EXERCISE :: Every line of the records must be repeated exactly; pictures stay out.
-- start --
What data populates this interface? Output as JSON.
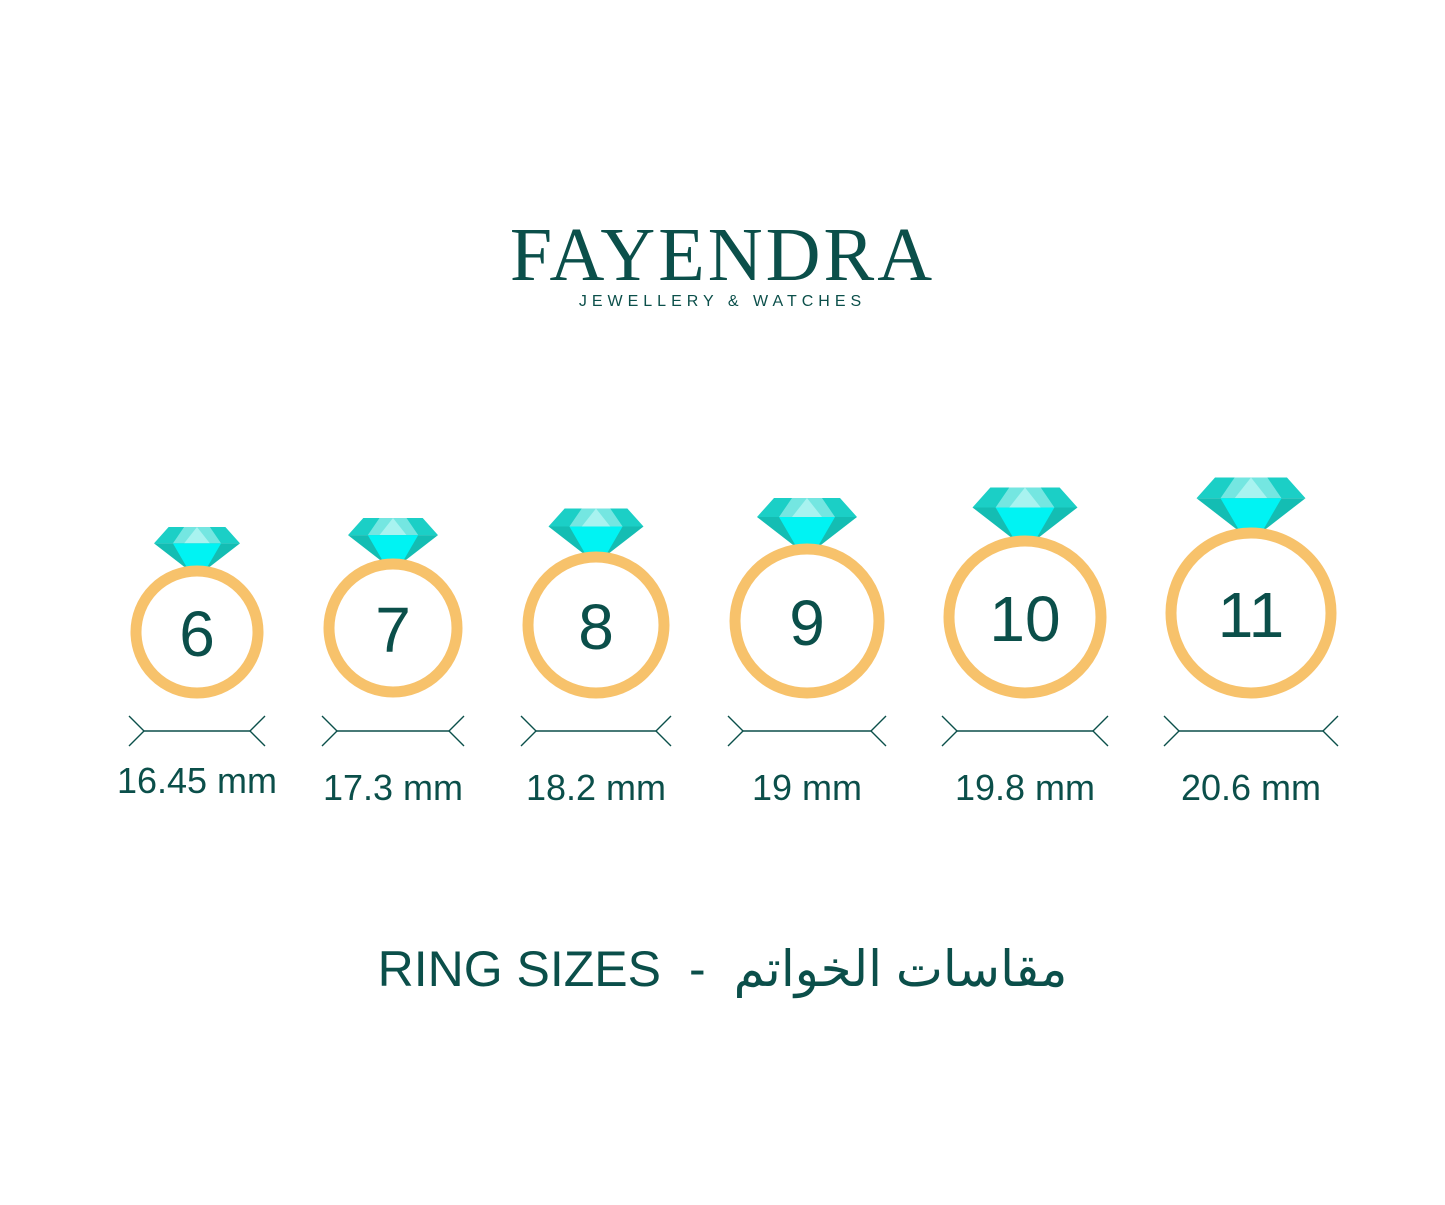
{
  "brand": {
    "name": "FAYENDRA",
    "tagline": "JEWELLERY & WATCHES"
  },
  "colors": {
    "text": "#0b4f4a",
    "ring": "#f7c26b",
    "gem": "#1bcfc6",
    "gem_center": "#00f3f3",
    "gem_light": "#74e6e1"
  },
  "rings": [
    {
      "size": "6",
      "diameter": "16.45 mm"
    },
    {
      "size": "7",
      "diameter": "17.3 mm"
    },
    {
      "size": "8",
      "diameter": "18.2 mm"
    },
    {
      "size": "9",
      "diameter": "19 mm"
    },
    {
      "size": "10",
      "diameter": "19.8 mm"
    },
    {
      "size": "11",
      "diameter": "20.6 mm"
    }
  ],
  "footer": {
    "title_en": "RING SIZES",
    "separator": "-",
    "title_ar": "مقاسات الخواتم"
  }
}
-- end --
WRITTEN RESPONSE ::
What data populates this interface? Output as JSON.
{
  "brand": {
    "name": "FAYENDRA",
    "tagline": "JEWELLERY & WATCHES"
  },
  "colors": {
    "text": "#0b4f4a",
    "ring": "#f7c26b",
    "gem": "#1bcfc6",
    "gem_center": "#00f3f3",
    "gem_light": "#74e6e1"
  },
  "rings": [
    {
      "size": "6",
      "diameter": "16.45 mm"
    },
    {
      "size": "7",
      "diameter": "17.3 mm"
    },
    {
      "size": "8",
      "diameter": "18.2 mm"
    },
    {
      "size": "9",
      "diameter": "19 mm"
    },
    {
      "size": "10",
      "diameter": "19.8 mm"
    },
    {
      "size": "11",
      "diameter": "20.6 mm"
    }
  ],
  "footer": {
    "title_en": "RING SIZES",
    "separator": "-",
    "title_ar": "مقاسات الخواتم"
  }
}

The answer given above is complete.